-------- Stored rows --------

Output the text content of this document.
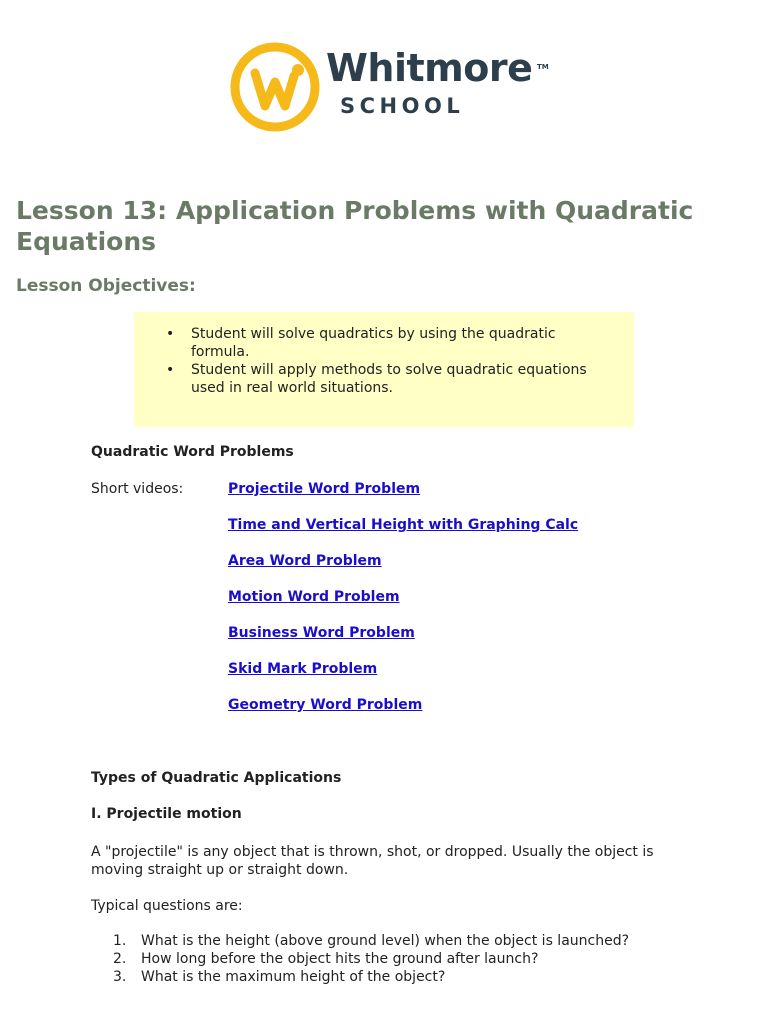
Whitmore TM
SCHOOL
Lesson 13: Application Problems with Quadratic Equations
Lesson Objectives:
• Student will solve quadratics by using the quadratic formula.
• Student will apply methods to solve quadratic equations used in real world situations.
Quadratic Word Problems
Short videos:	Projectile Word Problem
Time and Vertical Height with Graphing Calc
Area Word Problem
Motion Word Problem
Business Word Problem
Skid Mark Problem
Geometry Word Problem
Types of Quadratic Applications
I. Projectile motion

A "projectile" is any object that is thrown, shot, or dropped. Usually the object is moving straight up or straight down.

Typical questions are:

1. What is the height (above ground level) when the object is launched?
2. How long before the object hits the ground after launch?
3. What is the maximum height of the object?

--------

■ Work to complete ■
Quote the preceding listing precisely and completely, omitting its images.

■ The solution ■
Output the text content of this document.
Whitmore TM
SCHOOL
Lesson 13: Application Problems with Quadratic Equations
Lesson Objectives:
• Student will solve quadratics by using the quadratic formula.
• Student will apply methods to solve quadratic equations used in real world situations.
Quadratic Word Problems
Short videos:	Projectile Word Problem
Time and Vertical Height with Graphing Calc
Area Word Problem
Motion Word Problem
Business Word Problem
Skid Mark Problem
Geometry Word Problem
Types of Quadratic Applications
I. Projectile motion

A "projectile" is any object that is thrown, shot, or dropped. Usually the object is moving straight up or straight down.

Typical questions are:

1. What is the height (above ground level) when the object is launched?
2. How long before the object hits the ground after launch?
3. What is the maximum height of the object?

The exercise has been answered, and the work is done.